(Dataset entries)
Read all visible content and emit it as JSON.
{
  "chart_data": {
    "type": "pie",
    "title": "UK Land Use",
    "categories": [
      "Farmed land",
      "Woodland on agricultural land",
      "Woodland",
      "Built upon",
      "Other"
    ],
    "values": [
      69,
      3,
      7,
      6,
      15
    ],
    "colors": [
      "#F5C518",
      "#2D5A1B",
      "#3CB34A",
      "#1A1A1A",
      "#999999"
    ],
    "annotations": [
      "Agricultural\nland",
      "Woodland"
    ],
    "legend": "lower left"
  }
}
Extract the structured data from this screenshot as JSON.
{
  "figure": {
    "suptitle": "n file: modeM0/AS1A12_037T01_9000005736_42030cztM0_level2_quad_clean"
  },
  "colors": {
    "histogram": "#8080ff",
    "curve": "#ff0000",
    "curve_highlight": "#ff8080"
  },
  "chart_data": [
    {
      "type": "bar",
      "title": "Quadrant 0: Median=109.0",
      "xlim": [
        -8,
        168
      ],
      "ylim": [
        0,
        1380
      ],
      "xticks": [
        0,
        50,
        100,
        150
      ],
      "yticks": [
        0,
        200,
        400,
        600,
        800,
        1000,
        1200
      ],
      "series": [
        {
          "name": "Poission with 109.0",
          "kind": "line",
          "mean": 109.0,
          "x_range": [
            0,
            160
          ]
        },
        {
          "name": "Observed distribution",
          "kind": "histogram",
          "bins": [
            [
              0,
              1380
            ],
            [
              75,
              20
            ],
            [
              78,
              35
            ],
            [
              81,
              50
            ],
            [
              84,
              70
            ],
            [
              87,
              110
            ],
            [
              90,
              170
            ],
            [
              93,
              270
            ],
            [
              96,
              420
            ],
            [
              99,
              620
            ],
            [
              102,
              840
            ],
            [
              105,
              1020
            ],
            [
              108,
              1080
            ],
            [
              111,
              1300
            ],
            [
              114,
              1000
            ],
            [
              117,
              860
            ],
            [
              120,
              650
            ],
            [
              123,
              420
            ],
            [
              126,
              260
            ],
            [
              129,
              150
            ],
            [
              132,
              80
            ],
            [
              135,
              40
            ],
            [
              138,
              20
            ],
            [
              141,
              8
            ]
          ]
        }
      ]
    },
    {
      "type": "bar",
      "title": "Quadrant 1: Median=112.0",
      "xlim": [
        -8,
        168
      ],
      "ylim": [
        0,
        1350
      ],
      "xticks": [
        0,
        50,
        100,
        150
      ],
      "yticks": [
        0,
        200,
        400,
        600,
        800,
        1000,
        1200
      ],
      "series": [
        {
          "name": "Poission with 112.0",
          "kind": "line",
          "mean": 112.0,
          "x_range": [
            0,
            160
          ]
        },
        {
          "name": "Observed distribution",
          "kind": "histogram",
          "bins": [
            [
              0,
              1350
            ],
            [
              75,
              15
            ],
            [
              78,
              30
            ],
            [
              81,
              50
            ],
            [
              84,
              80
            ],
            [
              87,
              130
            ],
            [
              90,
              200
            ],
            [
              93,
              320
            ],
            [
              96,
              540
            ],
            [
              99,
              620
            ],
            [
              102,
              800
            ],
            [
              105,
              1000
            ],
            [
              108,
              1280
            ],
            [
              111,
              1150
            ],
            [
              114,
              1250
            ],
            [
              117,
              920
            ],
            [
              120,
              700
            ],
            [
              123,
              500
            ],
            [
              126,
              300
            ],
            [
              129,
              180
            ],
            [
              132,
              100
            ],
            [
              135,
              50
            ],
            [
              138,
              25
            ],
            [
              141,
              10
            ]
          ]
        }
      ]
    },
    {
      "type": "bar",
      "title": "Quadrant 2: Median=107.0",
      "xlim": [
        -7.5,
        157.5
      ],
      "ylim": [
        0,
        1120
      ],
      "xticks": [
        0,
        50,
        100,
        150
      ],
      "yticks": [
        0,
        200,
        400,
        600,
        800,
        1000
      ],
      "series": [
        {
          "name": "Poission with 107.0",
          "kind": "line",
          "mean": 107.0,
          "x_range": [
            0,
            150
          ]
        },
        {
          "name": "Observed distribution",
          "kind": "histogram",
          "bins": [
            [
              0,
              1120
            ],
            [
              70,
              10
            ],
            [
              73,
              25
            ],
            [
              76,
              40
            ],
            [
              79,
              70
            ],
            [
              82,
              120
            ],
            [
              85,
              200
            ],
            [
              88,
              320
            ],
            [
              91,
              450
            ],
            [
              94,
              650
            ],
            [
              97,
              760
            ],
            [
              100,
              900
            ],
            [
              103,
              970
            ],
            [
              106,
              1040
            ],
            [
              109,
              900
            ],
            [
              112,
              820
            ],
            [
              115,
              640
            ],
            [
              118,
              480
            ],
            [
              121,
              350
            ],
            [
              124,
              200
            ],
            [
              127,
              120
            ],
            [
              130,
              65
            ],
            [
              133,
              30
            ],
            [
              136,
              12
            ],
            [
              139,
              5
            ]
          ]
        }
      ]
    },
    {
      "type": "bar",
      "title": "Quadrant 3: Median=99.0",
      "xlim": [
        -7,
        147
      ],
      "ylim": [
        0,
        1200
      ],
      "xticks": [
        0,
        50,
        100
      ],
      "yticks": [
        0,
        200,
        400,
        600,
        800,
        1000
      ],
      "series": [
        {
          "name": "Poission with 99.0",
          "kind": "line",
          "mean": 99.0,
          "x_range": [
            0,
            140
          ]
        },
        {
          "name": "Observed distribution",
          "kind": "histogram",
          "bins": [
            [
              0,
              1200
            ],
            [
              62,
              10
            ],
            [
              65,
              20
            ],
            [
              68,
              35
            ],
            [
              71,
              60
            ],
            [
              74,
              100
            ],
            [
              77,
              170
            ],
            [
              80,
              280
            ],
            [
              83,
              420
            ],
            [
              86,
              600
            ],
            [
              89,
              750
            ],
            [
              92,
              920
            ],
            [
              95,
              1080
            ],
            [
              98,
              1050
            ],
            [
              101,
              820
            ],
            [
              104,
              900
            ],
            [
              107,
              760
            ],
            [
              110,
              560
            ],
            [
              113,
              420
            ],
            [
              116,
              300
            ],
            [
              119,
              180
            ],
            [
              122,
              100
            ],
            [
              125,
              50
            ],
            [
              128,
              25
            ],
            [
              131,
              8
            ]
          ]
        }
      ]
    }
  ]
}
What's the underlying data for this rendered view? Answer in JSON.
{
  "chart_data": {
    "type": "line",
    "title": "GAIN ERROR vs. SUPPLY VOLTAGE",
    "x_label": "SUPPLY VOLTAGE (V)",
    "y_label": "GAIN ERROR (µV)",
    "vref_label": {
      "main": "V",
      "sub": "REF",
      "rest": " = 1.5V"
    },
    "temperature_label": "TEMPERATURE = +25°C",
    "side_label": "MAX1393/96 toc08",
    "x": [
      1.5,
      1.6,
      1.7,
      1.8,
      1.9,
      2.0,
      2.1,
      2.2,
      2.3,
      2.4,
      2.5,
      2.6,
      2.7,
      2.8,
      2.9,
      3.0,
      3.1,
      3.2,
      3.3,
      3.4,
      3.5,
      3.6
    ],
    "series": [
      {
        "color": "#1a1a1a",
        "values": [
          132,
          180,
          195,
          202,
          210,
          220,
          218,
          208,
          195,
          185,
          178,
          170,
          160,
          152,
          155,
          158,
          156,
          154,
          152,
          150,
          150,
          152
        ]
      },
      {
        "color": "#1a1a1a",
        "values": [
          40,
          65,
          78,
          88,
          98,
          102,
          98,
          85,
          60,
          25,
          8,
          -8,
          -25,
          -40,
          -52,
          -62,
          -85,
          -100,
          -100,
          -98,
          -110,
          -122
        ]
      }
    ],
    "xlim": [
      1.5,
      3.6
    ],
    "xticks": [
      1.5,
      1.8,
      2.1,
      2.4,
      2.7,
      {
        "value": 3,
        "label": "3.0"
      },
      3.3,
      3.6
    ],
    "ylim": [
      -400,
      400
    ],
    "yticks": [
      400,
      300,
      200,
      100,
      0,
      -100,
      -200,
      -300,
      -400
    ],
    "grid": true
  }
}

EXERCISE GOAL: Read through the entries and copy each line in which "Woodland" appears.

TASK OUTPUT:
      "Woodland on agricultural land",
      "Woodland",
      "Woodland"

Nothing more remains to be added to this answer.